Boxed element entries
start

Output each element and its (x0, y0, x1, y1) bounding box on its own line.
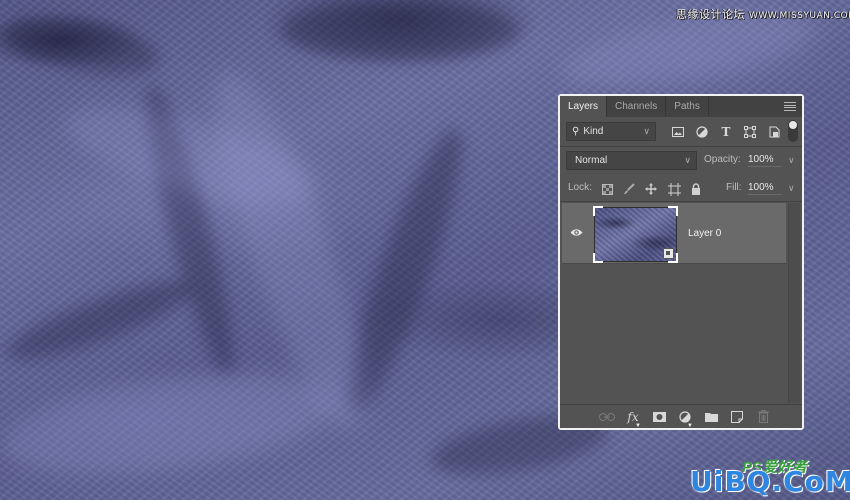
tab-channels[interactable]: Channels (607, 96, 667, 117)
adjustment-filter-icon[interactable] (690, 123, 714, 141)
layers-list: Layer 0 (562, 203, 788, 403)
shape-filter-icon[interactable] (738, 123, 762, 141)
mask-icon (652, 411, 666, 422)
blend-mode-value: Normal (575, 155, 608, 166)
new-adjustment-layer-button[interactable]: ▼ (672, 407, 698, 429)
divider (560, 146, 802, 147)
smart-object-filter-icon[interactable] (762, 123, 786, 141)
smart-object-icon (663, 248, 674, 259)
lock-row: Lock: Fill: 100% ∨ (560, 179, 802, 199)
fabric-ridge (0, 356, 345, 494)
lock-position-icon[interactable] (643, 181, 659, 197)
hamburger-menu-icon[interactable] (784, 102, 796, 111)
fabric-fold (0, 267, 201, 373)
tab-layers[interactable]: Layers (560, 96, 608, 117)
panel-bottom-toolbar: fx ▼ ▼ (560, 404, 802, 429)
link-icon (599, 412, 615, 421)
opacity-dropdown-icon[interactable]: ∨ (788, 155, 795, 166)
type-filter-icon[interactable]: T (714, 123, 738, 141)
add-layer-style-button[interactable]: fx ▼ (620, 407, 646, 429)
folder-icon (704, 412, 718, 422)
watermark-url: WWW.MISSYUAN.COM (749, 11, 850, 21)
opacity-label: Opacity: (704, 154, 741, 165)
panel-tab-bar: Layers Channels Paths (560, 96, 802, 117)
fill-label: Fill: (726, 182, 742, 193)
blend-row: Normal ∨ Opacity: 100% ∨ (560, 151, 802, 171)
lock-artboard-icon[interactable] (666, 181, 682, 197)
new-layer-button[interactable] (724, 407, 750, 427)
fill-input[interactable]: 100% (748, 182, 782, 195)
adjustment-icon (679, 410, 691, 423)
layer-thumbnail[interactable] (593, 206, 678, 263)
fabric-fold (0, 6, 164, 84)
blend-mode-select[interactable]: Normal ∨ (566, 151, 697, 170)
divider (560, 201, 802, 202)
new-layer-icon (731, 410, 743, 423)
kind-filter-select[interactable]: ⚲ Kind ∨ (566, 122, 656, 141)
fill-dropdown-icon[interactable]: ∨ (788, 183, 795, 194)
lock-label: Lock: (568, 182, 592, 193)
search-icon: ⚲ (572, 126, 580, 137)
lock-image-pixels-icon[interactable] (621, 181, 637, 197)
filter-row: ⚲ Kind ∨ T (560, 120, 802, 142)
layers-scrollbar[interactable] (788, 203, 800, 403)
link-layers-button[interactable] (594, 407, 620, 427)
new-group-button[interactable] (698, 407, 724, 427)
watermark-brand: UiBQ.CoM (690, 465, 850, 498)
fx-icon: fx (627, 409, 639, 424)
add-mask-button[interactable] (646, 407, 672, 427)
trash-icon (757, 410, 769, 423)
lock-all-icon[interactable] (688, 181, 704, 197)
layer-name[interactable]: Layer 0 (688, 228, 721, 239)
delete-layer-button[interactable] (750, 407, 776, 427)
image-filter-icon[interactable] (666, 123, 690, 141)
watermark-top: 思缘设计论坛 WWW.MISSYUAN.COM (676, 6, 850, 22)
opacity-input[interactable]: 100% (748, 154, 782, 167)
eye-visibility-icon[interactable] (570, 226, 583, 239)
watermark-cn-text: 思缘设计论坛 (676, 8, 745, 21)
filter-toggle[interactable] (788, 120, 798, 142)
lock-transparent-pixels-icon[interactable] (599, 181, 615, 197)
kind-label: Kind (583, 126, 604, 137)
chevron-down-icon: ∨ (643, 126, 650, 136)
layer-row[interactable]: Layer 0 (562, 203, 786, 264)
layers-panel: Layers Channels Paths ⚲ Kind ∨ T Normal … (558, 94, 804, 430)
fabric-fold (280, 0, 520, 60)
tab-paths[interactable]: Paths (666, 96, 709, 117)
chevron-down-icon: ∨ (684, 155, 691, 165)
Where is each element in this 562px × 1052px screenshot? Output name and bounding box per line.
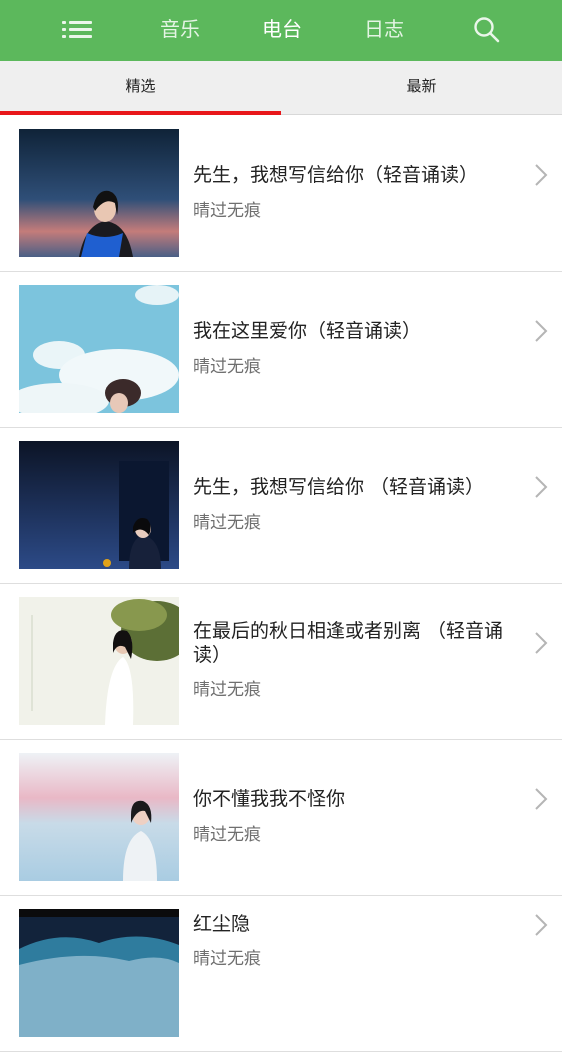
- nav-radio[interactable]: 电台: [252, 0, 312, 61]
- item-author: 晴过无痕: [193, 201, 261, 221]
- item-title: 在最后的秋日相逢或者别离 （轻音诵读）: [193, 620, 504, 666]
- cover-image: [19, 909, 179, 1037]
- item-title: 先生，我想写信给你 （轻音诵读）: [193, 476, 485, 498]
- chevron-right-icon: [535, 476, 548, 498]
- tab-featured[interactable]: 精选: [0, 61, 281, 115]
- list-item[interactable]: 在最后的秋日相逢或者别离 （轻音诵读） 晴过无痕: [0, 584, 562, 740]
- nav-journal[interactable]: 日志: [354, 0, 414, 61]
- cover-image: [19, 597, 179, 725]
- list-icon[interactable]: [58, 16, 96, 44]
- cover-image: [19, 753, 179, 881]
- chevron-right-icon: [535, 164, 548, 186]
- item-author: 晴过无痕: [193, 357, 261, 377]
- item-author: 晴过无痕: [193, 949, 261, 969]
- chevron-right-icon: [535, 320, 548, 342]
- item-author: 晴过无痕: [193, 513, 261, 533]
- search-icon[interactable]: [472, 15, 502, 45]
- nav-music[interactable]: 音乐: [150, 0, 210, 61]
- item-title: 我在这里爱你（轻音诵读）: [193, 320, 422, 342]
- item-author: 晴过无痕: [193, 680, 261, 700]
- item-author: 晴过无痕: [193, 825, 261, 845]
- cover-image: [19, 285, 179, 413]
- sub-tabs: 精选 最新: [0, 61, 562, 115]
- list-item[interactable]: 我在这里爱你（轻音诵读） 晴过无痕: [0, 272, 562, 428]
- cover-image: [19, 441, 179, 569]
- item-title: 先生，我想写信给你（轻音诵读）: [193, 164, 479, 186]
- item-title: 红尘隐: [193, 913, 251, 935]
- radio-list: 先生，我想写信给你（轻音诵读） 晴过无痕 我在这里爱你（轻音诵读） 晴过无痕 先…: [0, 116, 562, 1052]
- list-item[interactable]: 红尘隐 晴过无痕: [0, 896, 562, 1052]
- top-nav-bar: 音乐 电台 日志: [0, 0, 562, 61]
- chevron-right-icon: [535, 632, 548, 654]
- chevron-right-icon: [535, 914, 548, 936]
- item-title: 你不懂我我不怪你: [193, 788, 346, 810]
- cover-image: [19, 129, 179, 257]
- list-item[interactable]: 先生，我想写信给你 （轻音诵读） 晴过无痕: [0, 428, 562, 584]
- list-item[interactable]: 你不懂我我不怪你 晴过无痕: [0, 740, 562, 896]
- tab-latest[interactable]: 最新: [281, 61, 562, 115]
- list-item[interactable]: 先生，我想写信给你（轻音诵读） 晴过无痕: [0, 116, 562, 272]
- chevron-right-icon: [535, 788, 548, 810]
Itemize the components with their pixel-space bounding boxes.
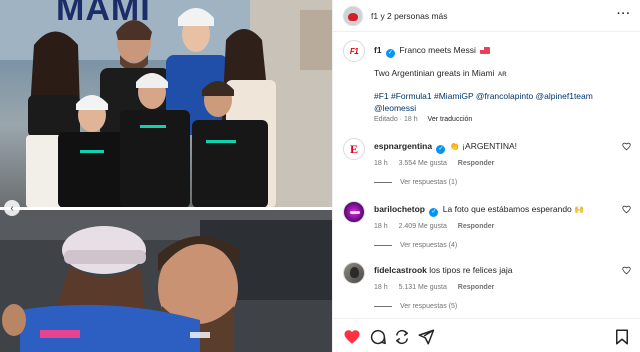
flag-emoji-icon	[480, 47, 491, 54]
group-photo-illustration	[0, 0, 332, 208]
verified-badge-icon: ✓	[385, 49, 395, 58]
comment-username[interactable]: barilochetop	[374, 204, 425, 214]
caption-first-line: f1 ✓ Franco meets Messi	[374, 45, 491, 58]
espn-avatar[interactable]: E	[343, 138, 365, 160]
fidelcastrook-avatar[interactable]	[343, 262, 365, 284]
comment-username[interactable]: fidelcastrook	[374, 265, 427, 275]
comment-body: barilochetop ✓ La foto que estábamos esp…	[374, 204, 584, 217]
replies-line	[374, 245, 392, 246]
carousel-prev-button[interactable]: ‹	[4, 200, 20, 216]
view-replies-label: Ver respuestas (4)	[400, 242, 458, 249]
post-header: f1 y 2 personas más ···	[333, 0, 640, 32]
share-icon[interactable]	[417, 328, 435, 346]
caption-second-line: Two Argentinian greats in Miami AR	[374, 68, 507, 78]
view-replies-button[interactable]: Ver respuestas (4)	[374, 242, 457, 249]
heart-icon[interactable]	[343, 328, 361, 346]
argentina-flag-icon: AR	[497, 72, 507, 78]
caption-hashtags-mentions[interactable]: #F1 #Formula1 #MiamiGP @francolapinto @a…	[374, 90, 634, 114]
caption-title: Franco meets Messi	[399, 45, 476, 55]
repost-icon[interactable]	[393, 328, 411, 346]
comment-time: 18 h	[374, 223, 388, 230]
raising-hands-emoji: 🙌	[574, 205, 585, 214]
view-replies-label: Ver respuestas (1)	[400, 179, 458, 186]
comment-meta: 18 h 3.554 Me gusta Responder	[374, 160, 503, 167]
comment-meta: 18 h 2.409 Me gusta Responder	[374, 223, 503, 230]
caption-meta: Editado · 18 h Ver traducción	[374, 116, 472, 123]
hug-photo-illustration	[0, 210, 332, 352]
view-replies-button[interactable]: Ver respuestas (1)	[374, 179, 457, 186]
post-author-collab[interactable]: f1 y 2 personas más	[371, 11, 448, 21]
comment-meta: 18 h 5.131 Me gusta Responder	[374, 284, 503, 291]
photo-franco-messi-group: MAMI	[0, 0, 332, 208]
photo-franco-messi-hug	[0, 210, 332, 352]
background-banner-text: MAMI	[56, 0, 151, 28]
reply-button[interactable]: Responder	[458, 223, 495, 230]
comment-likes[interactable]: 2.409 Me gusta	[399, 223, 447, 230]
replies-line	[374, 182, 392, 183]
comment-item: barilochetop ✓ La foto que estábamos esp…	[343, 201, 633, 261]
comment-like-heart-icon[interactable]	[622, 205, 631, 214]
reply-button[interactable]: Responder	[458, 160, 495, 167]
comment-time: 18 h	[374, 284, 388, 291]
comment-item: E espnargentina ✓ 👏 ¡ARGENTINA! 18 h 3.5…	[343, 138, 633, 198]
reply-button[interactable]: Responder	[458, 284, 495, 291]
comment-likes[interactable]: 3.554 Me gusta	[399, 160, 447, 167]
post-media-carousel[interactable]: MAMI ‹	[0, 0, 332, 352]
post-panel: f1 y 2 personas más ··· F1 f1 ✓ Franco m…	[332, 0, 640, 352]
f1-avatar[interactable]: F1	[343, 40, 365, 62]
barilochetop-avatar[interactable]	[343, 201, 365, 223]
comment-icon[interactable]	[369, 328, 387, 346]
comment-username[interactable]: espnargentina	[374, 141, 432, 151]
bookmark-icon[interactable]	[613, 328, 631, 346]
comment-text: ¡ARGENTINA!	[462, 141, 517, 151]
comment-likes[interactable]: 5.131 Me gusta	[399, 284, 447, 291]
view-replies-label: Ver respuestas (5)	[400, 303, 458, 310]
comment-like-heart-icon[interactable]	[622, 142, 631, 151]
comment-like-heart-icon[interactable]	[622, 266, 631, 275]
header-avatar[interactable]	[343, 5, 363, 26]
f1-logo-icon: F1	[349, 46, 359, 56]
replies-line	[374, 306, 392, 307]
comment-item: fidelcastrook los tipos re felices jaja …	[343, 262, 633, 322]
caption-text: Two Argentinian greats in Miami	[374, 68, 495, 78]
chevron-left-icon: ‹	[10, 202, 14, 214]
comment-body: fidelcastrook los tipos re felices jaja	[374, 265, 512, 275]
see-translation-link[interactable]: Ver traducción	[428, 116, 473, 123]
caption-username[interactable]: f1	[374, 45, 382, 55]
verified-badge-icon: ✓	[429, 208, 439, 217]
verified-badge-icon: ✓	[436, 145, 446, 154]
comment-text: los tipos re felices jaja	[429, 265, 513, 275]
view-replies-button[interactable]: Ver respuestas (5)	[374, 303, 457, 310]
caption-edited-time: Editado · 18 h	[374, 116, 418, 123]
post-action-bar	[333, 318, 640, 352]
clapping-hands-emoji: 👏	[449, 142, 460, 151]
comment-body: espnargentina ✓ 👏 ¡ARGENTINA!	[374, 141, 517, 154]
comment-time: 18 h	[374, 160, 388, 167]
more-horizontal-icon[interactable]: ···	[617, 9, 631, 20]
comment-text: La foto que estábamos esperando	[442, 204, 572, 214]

end

* Task objective
From the listing, reproduce without alteration every line from the one containing "- nav-radio[interactable]: 电台: [252, 0, 312, 61]" through the one containing "- tab-featured[interactable]: 精选: [0, 61, 281, 115]", inclusive.

* Solved problem
- nav-radio[interactable]: 电台: [252, 0, 312, 61]
- item-author: 晴过无痕: [193, 201, 261, 221]
- item-title: 在最后的秋日相逢或者别离 （轻音诵读）: [193, 620, 504, 666]
- cover-image: [19, 909, 179, 1037]
- item-title: 先生，我想写信给你 （轻音诵读）: [193, 476, 485, 498]
- chevron-right-icon: [535, 476, 548, 498]
- tab-featured[interactable]: 精选: [0, 61, 281, 115]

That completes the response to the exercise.